STATED PROBLEM
Repeat each line word for word.

-- Start SUPPLIED DATA --

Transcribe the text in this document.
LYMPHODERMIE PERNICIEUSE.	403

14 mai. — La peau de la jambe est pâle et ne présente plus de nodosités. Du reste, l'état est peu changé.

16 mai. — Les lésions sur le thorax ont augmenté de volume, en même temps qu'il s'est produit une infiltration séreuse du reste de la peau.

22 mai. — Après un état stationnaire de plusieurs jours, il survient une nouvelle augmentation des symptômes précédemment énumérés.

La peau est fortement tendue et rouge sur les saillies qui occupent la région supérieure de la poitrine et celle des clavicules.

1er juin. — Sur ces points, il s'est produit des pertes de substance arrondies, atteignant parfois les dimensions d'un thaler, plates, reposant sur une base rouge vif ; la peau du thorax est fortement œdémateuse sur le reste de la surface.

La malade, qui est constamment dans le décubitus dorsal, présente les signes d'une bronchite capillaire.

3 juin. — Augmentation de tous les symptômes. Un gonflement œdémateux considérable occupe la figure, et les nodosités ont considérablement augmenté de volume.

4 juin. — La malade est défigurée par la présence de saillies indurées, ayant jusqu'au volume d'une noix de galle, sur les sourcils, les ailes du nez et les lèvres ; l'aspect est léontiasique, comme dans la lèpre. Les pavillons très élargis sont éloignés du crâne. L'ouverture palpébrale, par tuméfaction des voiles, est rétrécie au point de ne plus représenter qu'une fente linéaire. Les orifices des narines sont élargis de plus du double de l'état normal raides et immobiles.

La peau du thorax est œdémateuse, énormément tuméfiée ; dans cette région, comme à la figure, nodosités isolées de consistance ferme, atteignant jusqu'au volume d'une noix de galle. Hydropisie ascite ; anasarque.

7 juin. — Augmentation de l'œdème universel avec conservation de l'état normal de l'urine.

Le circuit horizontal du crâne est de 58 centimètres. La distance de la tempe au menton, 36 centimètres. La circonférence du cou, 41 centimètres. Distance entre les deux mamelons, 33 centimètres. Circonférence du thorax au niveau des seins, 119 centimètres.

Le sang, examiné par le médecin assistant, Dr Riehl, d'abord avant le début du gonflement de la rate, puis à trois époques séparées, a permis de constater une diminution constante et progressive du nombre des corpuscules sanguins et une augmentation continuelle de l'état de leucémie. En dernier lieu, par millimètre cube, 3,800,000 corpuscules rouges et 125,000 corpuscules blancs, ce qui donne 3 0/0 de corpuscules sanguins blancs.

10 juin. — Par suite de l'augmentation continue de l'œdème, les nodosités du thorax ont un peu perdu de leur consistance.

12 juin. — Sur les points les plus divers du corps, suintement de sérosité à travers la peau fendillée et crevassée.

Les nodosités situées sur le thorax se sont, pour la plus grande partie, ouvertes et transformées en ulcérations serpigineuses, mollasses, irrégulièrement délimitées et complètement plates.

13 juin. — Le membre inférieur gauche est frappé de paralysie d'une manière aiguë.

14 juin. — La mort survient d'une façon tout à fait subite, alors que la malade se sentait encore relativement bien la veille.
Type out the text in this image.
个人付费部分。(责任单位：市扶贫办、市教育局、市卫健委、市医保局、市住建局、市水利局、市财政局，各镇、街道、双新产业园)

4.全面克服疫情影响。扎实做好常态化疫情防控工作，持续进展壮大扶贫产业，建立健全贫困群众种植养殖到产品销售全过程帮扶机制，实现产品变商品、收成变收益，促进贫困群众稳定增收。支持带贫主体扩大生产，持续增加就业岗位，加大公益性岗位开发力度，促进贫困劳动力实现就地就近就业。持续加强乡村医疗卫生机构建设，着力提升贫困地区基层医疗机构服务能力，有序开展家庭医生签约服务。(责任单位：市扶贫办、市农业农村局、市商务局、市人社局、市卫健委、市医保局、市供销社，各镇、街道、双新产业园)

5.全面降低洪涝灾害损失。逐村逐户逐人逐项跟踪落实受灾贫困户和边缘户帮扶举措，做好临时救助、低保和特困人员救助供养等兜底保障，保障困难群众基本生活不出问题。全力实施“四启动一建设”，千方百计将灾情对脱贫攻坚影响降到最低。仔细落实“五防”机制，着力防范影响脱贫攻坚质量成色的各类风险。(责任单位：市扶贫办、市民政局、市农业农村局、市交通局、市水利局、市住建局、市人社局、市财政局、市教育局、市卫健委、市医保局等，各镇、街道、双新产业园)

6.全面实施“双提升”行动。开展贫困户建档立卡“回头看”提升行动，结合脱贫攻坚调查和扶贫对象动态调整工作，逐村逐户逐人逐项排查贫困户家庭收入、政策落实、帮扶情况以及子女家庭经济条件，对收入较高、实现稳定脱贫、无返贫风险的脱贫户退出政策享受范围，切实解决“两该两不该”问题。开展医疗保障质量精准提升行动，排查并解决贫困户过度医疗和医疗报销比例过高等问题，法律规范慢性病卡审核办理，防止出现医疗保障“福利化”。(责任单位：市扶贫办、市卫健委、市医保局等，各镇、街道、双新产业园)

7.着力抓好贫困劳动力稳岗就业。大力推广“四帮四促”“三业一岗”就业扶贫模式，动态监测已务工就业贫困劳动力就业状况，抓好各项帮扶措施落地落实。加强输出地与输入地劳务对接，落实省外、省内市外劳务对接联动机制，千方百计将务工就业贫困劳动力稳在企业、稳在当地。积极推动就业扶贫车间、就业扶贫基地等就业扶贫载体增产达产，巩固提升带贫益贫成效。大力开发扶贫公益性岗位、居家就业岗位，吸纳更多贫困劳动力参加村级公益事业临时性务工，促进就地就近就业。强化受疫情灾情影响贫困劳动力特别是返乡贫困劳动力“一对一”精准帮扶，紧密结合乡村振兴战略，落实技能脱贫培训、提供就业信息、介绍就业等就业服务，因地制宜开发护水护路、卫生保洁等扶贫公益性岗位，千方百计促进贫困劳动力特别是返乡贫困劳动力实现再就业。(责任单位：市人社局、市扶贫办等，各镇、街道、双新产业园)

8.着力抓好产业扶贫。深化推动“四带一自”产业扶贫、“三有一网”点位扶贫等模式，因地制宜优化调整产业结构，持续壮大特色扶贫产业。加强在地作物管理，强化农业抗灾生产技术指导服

-- End SUPPLIED DATA --

RESPONSE TO THE TASK
Transcribe the text in this document.
LYMPHODERMIE PERNICIEUSE.	403

14 mai. — La peau de la jambe est pâle et ne présente plus de nodosités. Du reste, l'état est peu changé.

16 mai. — Les lésions sur le thorax ont augmenté de volume, en même temps qu'il s'est produit une infiltration séreuse du reste de la peau.

22 mai. — Après un état stationnaire de plusieurs jours, il survient une nouvelle augmentation des symptômes précédemment énumérés.

La peau est fortement tendue et rouge sur les saillies qui occupent la région supérieure de la poitrine et celle des clavicules.

1er juin. — Sur ces points, il s'est produit des pertes de substance arrondies, atteignant parfois les dimensions d'un thaler, plates, reposant sur une base rouge vif ; la peau du thorax est fortement œdémateuse sur le reste de la surface.

La malade, qui est constamment dans le décubitus dorsal, présente les signes d'une bronchite capillaire.

3 juin. — Augmentation de tous les symptômes. Un gonflement œdémateux considérable occupe la figure, et les nodosités ont considérablement augmenté de volume.

4 juin. — La malade est défigurée par la présence de saillies indurées, ayant jusqu'au volume d'une noix de galle, sur les sourcils, les ailes du nez et les lèvres ; l'aspect est léontiasique, comme dans la lèpre. Les pavillons très élargis sont éloignés du crâne. L'ouverture palpébrale, par tuméfaction des voiles, est rétrécie au point de ne plus représenter qu'une fente linéaire. Les orifices des narines sont élargis de plus du double de l'état normal raides et immobiles.

La peau du thorax est œdémateuse, énormément tuméfiée ; dans cette région, comme à la figure, nodosités isolées de consistance ferme, atteignant jusqu'au volume d'une noix de galle. Hydropisie ascite ; anasarque.

7 juin. — Augmentation de l'œdème universel avec conservation de l'état normal de l'urine.

Le circuit horizontal du crâne est de 58 centimètres. La distance de la tempe au menton, 36 centimètres. La circonférence du cou, 41 centimètres. Distance entre les deux mamelons, 33 centimètres. Circonférence du thorax au niveau des seins, 119 centimètres.

Le sang, examiné par le médecin assistant, Dr Riehl, d'abord avant le début du gonflement de la rate, puis à trois époques séparées, a permis de constater une diminution constante et progressive du nombre des corpuscules sanguins et une augmentation continuelle de l'état de leucémie. En dernier lieu, par millimètre cube, 3,800,000 corpuscules rouges et 125,000 corpuscules blancs, ce qui donne 3 0/0 de corpuscules sanguins blancs.

10 juin. — Par suite de l'augmentation continue de l'œdème, les nodosités du thorax ont un peu perdu de leur consistance.

12 juin. — Sur les points les plus divers du corps, suintement de sérosité à travers la peau fendillée et crevassée.

Les nodosités situées sur le thorax se sont, pour la plus grande partie, ouvertes et transformées en ulcérations serpigineuses, mollasses, irrégulièrement délimitées et complètement plates.

13 juin. — Le membre inférieur gauche est frappé de paralysie d'une manière aiguë.

14 juin. — La mort survient d'une façon tout à fait subite, alors que la malade se sentait encore relativement bien la veille.
Type out the text in this image.
个人付费部分。(责任单位：市扶贫办、市教育局、市卫健委、市医保局、市住建局、市水利局、市财政局，各镇、街道、双新产业园)

4.全面克服疫情影响。扎实做好常态化疫情防控工作，持续进展壮大扶贫产业，建立健全贫困群众种植养殖到产品销售全过程帮扶机制，实现产品变商品、收成变收益，促进贫困群众稳定增收。支持带贫主体扩大生产，持续增加就业岗位，加大公益性岗位开发力度，促进贫困劳动力实现就地就近就业。持续加强乡村医疗卫生机构建设，着力提升贫困地区基层医疗机构服务能力，有序开展家庭医生签约服务。(责任单位：市扶贫办、市农业农村局、市商务局、市人社局、市卫健委、市医保局、市供销社，各镇、街道、双新产业园)

5.全面降低洪涝灾害损失。逐村逐户逐人逐项跟踪落实受灾贫困户和边缘户帮扶举措，做好临时救助、低保和特困人员救助供养等兜底保障，保障困难群众基本生活不出问题。全力实施“四启动一建设”，千方百计将灾情对脱贫攻坚影响降到最低。仔细落实“五防”机制，着力防范影响脱贫攻坚质量成色的各类风险。(责任单位：市扶贫办、市民政局、市农业农村局、市交通局、市水利局、市住建局、市人社局、市财政局、市教育局、市卫健委、市医保局等，各镇、街道、双新产业园)

6.全面实施“双提升”行动。开展贫困户建档立卡“回头看”提升行动，结合脱贫攻坚调查和扶贫对象动态调整工作，逐村逐户逐人逐项排查贫困户家庭收入、政策落实、帮扶情况以及子女家庭经济条件，对收入较高、实现稳定脱贫、无返贫风险的脱贫户退出政策享受范围，切实解决“两该两不该”问题。开展医疗保障质量精准提升行动，排查并解决贫困户过度医疗和医疗报销比例过高等问题，法律规范慢性病卡审核办理，防止出现医疗保障“福利化”。(责任单位：市扶贫办、市卫健委、市医保局等，各镇、街道、双新产业园)

7.着力抓好贫困劳动力稳岗就业。大力推广“四帮四促”“三业一岗”就业扶贫模式，动态监测已务工就业贫困劳动力就业状况，抓好各项帮扶措施落地落实。加强输出地与输入地劳务对接，落实省外、省内市外劳务对接联动机制，千方百计将务工就业贫困劳动力稳在企业、稳在当地。积极推动就业扶贫车间、就业扶贫基地等就业扶贫载体增产达产，巩固提升带贫益贫成效。大力开发扶贫公益性岗位、居家就业岗位，吸纳更多贫困劳动力参加村级公益事业临时性务工，促进就地就近就业。强化受疫情灾情影响贫困劳动力特别是返乡贫困劳动力“一对一”精准帮扶，紧密结合乡村振兴战略，落实技能脱贫培训、提供就业信息、介绍就业等就业服务，因地制宜开发护水护路、卫生保洁等扶贫公益性岗位，千方百计促进贫困劳动力特别是返乡贫困劳动力实现再就业。(责任单位：市人社局、市扶贫办等，各镇、街道、双新产业园)

8.着力抓好产业扶贫。深化推动“四带一自”产业扶贫、“三有一网”点位扶贫等模式，因地制宜优化调整产业结构，持续壮大特色扶贫产业。加强在地作物管理，强化农业抗灾生产技术指导服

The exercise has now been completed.